Short problem:
Output the data that follows exactly, line for line.

BEGIN Material

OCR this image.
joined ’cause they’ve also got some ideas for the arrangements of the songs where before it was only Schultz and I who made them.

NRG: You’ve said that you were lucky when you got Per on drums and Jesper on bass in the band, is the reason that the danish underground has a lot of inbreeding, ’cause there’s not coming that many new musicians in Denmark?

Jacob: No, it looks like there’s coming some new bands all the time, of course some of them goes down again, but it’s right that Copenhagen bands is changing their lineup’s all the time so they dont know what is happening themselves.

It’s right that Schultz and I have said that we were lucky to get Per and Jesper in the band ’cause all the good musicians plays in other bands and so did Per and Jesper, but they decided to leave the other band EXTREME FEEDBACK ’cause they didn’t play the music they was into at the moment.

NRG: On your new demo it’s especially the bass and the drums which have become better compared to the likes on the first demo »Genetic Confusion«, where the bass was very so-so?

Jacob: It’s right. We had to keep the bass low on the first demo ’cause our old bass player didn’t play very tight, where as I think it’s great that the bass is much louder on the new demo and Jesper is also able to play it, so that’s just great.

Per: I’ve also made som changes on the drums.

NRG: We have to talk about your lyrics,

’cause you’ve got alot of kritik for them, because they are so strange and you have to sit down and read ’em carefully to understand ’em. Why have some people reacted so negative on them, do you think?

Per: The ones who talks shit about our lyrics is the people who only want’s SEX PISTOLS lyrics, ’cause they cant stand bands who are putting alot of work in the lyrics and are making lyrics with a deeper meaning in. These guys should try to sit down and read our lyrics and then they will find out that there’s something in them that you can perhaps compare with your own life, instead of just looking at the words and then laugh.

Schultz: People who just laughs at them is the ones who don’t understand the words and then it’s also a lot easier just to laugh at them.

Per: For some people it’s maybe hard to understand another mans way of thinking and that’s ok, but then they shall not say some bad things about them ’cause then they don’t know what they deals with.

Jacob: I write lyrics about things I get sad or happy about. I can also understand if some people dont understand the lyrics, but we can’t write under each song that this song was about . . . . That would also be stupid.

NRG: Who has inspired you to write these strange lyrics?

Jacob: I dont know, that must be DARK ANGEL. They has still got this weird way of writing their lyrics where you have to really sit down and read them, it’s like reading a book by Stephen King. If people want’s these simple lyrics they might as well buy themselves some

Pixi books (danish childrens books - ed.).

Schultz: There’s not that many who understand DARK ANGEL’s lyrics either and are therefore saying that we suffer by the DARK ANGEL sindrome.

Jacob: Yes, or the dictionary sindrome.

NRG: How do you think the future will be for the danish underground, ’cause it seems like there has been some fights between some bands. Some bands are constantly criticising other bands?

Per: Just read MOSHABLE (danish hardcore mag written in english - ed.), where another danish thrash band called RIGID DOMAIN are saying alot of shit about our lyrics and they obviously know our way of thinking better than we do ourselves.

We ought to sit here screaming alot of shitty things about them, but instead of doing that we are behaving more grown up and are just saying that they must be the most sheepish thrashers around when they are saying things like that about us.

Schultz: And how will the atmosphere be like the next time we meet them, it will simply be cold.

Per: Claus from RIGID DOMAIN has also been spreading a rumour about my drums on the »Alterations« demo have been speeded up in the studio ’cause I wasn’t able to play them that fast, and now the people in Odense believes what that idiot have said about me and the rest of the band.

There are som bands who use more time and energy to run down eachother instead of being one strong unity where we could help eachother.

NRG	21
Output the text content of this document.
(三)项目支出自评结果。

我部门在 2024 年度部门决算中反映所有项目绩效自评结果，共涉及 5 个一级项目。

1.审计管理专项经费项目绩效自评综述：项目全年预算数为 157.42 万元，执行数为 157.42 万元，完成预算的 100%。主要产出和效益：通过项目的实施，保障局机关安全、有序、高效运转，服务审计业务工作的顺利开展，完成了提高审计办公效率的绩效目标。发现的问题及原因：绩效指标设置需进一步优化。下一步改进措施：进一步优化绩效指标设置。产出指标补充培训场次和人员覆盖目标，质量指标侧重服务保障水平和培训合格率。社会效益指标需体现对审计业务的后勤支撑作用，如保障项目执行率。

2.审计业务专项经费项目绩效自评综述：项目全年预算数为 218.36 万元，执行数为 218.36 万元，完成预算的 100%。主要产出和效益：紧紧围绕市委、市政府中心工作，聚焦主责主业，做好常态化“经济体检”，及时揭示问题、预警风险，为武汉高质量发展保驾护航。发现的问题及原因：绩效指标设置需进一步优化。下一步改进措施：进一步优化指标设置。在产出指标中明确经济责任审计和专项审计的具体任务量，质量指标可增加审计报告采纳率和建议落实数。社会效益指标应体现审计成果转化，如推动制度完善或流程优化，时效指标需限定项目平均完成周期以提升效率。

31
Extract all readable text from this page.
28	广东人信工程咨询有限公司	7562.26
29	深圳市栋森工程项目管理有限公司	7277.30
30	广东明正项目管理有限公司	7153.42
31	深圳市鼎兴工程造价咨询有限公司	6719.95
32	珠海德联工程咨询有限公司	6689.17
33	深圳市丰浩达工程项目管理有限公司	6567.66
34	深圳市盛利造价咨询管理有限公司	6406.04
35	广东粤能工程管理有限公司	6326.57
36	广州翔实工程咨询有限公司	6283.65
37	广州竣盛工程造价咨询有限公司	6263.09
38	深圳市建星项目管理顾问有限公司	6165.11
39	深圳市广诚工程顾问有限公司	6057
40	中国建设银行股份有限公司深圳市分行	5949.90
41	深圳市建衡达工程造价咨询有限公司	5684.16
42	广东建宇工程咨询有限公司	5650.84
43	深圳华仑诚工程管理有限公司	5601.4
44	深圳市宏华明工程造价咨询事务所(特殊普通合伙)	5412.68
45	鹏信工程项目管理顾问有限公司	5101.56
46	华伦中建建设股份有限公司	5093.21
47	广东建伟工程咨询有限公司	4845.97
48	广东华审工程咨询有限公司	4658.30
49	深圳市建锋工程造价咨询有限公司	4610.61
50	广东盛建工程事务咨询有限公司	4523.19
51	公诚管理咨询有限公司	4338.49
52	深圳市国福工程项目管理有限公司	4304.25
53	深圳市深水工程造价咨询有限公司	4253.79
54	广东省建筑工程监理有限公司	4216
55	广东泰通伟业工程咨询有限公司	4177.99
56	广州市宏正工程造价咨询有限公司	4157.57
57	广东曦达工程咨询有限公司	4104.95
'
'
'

END Material

Solution:
OCR this image.
joined ’cause they’ve also got some ideas for the arrangements of the songs where before it was only Schultz and I who made them.

NRG: You’ve said that you were lucky when you got Per on drums and Jesper on bass in the band, is the reason that the danish underground has a lot of inbreeding, ’cause there’s not coming that many new musicians in Denmark?

Jacob: No, it looks like there’s coming some new bands all the time, of course some of them goes down again, but it’s right that Copenhagen bands is changing their lineup’s all the time so they dont know what is happening themselves.

It’s right that Schultz and I have said that we were lucky to get Per and Jesper in the band ’cause all the good musicians plays in other bands and so did Per and Jesper, but they decided to leave the other band EXTREME FEEDBACK ’cause they didn’t play the music they was into at the moment.

NRG: On your new demo it’s especially the bass and the drums which have become better compared to the likes on the first demo »Genetic Confusion«, where the bass was very so-so?

Jacob: It’s right. We had to keep the bass low on the first demo ’cause our old bass player didn’t play very tight, where as I think it’s great that the bass is much louder on the new demo and Jesper is also able to play it, so that’s just great.

Per: I’ve also made som changes on the drums.

NRG: We have to talk about your lyrics,

’cause you’ve got alot of kritik for them, because they are so strange and you have to sit down and read ’em carefully to understand ’em. Why have some people reacted so negative on them, do you think?

Per: The ones who talks shit about our lyrics is the people who only want’s SEX PISTOLS lyrics, ’cause they cant stand bands who are putting alot of work in the lyrics and are making lyrics with a deeper meaning in. These guys should try to sit down and read our lyrics and then they will find out that there’s something in them that you can perhaps compare with your own life, instead of just looking at the words and then laugh.

Schultz: People who just laughs at them is the ones who don’t understand the words and then it’s also a lot easier just to laugh at them.

Per: For some people it’s maybe hard to understand another mans way of thinking and that’s ok, but then they shall not say some bad things about them ’cause then they don’t know what they deals with.

Jacob: I write lyrics about things I get sad or happy about. I can also understand if some people dont understand the lyrics, but we can’t write under each song that this song was about . . . . That would also be stupid.

NRG: Who has inspired you to write these strange lyrics?

Jacob: I dont know, that must be DARK ANGEL. They has still got this weird way of writing their lyrics where you have to really sit down and read them, it’s like reading a book by Stephen King. If people want’s these simple lyrics they might as well buy themselves some

Pixi books (danish childrens books - ed.).

Schultz: There’s not that many who understand DARK ANGEL’s lyrics either and are therefore saying that we suffer by the DARK ANGEL sindrome.

Jacob: Yes, or the dictionary sindrome.

NRG: How do you think the future will be for the danish underground, ’cause it seems like there has been some fights between some bands. Some bands are constantly criticising other bands?

Per: Just read MOSHABLE (danish hardcore mag written in english - ed.), where another danish thrash band called RIGID DOMAIN are saying alot of shit about our lyrics and they obviously know our way of thinking better than we do ourselves.

We ought to sit here screaming alot of shitty things about them, but instead of doing that we are behaving more grown up and are just saying that they must be the most sheepish thrashers around when they are saying things like that about us.

Schultz: And how will the atmosphere be like the next time we meet them, it will simply be cold.

Per: Claus from RIGID DOMAIN has also been spreading a rumour about my drums on the »Alterations« demo have been speeded up in the studio ’cause I wasn’t able to play them that fast, and now the people in Odense believes what that idiot have said about me and the rest of the band.

There are som bands who use more time and energy to run down eachother instead of being one strong unity where we could help eachother.

NRG	21
Output the text content of this document.
(三)项目支出自评结果。

我部门在 2024 年度部门决算中反映所有项目绩效自评结果，共涉及 5 个一级项目。

1.审计管理专项经费项目绩效自评综述：项目全年预算数为 157.42 万元，执行数为 157.42 万元，完成预算的 100%。主要产出和效益：通过项目的实施，保障局机关安全、有序、高效运转，服务审计业务工作的顺利开展，完成了提高审计办公效率的绩效目标。发现的问题及原因：绩效指标设置需进一步优化。下一步改进措施：进一步优化绩效指标设置。产出指标补充培训场次和人员覆盖目标，质量指标侧重服务保障水平和培训合格率。社会效益指标需体现对审计业务的后勤支撑作用，如保障项目执行率。

2.审计业务专项经费项目绩效自评综述：项目全年预算数为 218.36 万元，执行数为 218.36 万元，完成预算的 100%。主要产出和效益：紧紧围绕市委、市政府中心工作，聚焦主责主业，做好常态化“经济体检”，及时揭示问题、预警风险，为武汉高质量发展保驾护航。发现的问题及原因：绩效指标设置需进一步优化。下一步改进措施：进一步优化指标设置。在产出指标中明确经济责任审计和专项审计的具体任务量，质量指标可增加审计报告采纳率和建议落实数。社会效益指标应体现审计成果转化，如推动制度完善或流程优化，时效指标需限定项目平均完成周期以提升效率。

31
Extract all readable text from this page.
28	广东人信工程咨询有限公司	7562.26
29	深圳市栋森工程项目管理有限公司	7277.30
30	广东明正项目管理有限公司	7153.42
31	深圳市鼎兴工程造价咨询有限公司	6719.95
32	珠海德联工程咨询有限公司	6689.17
33	深圳市丰浩达工程项目管理有限公司	6567.66
34	深圳市盛利造价咨询管理有限公司	6406.04
35	广东粤能工程管理有限公司	6326.57
36	广州翔实工程咨询有限公司	6283.65
37	广州竣盛工程造价咨询有限公司	6263.09
38	深圳市建星项目管理顾问有限公司	6165.11
39	深圳市广诚工程顾问有限公司	6057
40	中国建设银行股份有限公司深圳市分行	5949.90
41	深圳市建衡达工程造价咨询有限公司	5684.16
42	广东建宇工程咨询有限公司	5650.84
43	深圳华仑诚工程管理有限公司	5601.4
44	深圳市宏华明工程造价咨询事务所(特殊普通合伙)	5412.68
45	鹏信工程项目管理顾问有限公司	5101.56
46	华伦中建建设股份有限公司	5093.21
47	广东建伟工程咨询有限公司	4845.97
48	广东华审工程咨询有限公司	4658.30
49	深圳市建锋工程造价咨询有限公司	4610.61
50	广东盛建工程事务咨询有限公司	4523.19
51	公诚管理咨询有限公司	4338.49
52	深圳市国福工程项目管理有限公司	4304.25
53	深圳市深水工程造价咨询有限公司	4253.79
54	广东省建筑工程监理有限公司	4216
55	广东泰通伟业工程咨询有限公司	4177.99
56	广州市宏正工程造价咨询有限公司	4157.57
57	广东曦达工程咨询有限公司	4104.95
'
'
'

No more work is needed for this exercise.